WHAT IS NEEDED | Count how many lines contain "Clip" and reply with that number only.

Items from a data source |
-- Start --

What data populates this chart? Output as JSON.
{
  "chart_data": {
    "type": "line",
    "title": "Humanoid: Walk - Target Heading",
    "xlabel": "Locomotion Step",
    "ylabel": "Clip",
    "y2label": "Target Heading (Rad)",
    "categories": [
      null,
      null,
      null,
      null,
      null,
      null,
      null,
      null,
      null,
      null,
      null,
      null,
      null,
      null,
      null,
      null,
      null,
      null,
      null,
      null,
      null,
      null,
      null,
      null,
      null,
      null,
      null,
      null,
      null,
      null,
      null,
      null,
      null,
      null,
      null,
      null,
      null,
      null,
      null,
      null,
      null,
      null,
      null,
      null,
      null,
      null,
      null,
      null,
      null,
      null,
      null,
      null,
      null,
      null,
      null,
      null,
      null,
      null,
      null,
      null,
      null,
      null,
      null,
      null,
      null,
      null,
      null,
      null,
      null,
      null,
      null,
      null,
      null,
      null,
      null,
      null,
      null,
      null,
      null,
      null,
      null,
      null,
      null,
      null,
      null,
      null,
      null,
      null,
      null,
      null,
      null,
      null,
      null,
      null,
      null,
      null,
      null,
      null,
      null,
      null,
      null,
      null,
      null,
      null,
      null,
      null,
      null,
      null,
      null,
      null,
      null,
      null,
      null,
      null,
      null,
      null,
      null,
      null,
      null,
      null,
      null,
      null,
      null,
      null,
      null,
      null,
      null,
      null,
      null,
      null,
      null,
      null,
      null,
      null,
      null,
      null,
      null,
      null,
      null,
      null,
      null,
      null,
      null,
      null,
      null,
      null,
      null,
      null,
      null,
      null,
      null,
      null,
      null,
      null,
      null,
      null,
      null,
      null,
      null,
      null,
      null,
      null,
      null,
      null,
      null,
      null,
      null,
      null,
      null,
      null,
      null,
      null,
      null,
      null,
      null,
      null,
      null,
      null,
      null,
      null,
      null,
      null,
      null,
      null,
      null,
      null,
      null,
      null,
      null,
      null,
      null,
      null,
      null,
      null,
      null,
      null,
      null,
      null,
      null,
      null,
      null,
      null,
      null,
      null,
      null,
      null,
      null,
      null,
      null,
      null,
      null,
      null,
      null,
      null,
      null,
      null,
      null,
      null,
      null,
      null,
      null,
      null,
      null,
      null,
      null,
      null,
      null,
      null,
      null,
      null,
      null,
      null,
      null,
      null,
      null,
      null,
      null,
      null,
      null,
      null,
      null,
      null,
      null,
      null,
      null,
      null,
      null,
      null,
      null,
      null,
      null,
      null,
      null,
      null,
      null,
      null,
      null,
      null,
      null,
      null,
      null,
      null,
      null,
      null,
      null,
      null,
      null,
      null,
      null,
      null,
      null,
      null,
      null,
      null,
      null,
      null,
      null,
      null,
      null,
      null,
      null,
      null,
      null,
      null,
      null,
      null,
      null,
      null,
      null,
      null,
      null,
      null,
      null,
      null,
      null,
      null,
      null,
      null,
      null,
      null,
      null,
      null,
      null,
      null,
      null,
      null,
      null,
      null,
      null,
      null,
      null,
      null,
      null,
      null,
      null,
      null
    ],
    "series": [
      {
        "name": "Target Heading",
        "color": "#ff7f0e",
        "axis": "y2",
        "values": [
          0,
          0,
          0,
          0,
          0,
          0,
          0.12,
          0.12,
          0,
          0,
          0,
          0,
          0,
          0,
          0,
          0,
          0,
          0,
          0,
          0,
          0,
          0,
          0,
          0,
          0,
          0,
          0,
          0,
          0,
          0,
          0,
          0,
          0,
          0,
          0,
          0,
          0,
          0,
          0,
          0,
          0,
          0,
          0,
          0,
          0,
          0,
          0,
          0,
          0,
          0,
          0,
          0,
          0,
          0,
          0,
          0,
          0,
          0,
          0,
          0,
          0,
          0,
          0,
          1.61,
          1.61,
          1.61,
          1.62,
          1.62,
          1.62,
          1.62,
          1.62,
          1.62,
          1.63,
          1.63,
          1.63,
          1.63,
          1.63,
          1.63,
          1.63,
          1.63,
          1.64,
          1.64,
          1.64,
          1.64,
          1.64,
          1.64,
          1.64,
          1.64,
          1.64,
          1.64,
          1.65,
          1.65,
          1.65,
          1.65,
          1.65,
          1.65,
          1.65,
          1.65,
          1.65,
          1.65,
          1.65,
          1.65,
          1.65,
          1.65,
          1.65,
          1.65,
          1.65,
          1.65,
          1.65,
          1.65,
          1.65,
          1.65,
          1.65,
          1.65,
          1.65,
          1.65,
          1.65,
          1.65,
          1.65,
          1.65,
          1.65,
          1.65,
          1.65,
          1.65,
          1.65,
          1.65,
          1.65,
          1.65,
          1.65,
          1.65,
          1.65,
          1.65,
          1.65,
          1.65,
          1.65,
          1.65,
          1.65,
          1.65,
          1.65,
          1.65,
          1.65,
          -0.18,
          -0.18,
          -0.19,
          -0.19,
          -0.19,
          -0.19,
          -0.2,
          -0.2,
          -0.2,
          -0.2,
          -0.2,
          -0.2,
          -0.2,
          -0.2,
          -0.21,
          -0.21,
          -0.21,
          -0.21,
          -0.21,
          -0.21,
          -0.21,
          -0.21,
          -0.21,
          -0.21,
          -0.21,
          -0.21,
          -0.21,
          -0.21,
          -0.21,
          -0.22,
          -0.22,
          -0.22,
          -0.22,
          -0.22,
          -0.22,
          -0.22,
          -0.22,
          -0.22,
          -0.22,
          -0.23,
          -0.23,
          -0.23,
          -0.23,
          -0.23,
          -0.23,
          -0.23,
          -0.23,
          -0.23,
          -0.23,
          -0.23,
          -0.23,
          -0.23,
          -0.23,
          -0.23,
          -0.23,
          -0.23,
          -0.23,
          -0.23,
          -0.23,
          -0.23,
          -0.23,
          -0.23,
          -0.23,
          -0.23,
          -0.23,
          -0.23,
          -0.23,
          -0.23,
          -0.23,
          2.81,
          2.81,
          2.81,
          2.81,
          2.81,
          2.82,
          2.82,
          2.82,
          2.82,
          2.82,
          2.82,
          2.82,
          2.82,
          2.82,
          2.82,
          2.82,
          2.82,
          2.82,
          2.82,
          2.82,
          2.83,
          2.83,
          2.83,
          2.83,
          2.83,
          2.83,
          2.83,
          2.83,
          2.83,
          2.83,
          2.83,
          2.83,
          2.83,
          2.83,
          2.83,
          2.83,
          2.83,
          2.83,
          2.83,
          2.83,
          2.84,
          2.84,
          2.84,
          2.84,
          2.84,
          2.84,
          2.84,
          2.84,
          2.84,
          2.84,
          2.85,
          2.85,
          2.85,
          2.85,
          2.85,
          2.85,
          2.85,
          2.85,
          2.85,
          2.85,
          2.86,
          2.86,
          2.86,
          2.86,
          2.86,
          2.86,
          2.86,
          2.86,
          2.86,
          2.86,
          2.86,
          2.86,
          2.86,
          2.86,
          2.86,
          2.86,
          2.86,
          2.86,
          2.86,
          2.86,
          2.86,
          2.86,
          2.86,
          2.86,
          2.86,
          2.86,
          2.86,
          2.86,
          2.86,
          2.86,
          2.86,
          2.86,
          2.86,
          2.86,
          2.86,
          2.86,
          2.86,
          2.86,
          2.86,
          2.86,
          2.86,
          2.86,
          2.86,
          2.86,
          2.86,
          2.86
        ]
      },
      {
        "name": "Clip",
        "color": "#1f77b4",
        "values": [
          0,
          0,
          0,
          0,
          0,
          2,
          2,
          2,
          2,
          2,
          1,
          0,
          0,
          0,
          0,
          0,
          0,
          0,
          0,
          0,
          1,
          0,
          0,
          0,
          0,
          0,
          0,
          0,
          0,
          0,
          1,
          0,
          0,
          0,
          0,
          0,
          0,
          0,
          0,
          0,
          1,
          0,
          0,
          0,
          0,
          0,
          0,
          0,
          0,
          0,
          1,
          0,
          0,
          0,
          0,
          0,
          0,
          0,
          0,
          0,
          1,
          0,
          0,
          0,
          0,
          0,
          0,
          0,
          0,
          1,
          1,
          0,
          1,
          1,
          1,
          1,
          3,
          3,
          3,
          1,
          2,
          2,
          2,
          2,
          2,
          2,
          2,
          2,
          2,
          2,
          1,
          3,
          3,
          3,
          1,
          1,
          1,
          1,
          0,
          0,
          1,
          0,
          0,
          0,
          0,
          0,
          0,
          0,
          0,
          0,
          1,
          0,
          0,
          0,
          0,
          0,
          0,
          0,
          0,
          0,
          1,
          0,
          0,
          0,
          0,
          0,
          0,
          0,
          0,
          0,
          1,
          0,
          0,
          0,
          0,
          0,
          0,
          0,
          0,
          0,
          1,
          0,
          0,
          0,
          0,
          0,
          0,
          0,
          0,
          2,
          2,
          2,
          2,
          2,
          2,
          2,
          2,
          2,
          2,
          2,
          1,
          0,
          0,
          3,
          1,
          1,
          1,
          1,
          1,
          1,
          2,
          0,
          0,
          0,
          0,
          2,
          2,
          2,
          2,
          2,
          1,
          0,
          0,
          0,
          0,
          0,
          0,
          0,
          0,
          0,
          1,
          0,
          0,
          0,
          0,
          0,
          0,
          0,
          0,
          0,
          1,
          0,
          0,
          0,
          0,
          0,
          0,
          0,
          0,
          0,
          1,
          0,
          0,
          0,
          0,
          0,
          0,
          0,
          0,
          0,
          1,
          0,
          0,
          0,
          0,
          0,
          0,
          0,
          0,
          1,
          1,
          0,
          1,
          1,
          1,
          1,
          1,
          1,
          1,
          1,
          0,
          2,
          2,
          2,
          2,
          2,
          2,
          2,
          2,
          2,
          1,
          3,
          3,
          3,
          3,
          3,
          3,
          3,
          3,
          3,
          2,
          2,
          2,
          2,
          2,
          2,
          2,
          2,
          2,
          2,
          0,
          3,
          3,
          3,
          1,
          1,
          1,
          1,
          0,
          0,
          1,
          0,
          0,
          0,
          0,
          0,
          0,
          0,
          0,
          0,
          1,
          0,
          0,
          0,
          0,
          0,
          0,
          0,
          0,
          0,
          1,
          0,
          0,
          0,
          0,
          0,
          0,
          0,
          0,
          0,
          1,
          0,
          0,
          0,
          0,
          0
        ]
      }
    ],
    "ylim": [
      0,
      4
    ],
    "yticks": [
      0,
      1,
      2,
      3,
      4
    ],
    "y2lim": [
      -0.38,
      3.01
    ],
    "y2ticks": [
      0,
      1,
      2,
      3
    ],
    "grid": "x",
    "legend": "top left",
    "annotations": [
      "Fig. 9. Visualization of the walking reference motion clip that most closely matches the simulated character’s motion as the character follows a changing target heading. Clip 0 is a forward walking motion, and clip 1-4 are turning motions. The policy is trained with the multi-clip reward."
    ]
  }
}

-- End --

TASK SOLUTION | 3